[BEGIN]

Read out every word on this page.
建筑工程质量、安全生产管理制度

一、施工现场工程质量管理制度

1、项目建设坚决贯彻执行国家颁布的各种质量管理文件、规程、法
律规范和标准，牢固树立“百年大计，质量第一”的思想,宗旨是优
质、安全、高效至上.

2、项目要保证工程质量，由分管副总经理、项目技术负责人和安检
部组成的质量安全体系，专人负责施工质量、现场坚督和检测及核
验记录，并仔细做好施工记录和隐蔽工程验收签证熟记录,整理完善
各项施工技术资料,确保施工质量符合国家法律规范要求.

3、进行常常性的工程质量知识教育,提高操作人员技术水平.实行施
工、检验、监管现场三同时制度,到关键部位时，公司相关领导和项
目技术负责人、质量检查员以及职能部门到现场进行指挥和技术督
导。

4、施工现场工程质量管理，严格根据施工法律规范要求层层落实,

[END]

§ GOAL OF THE EXERCISE
Restate all of the entries exactly, please.

§ ANSWER FOR THE TASK
Read out every word on this page.
建筑工程质量、安全生产管理制度

一、施工现场工程质量管理制度

1、项目建设坚决贯彻执行国家颁布的各种质量管理文件、规程、法
律规范和标准，牢固树立“百年大计，质量第一”的思想,宗旨是优
质、安全、高效至上.

2、项目要保证工程质量，由分管副总经理、项目技术负责人和安检
部组成的质量安全体系，专人负责施工质量、现场坚督和检测及核
验记录，并仔细做好施工记录和隐蔽工程验收签证熟记录,整理完善
各项施工技术资料,确保施工质量符合国家法律规范要求.

3、进行常常性的工程质量知识教育,提高操作人员技术水平.实行施
工、检验、监管现场三同时制度,到关键部位时，公司相关领导和项
目技术负责人、质量检查员以及职能部门到现场进行指挥和技术督
导。

4、施工现场工程质量管理，严格根据施工法律规范要求层层落实,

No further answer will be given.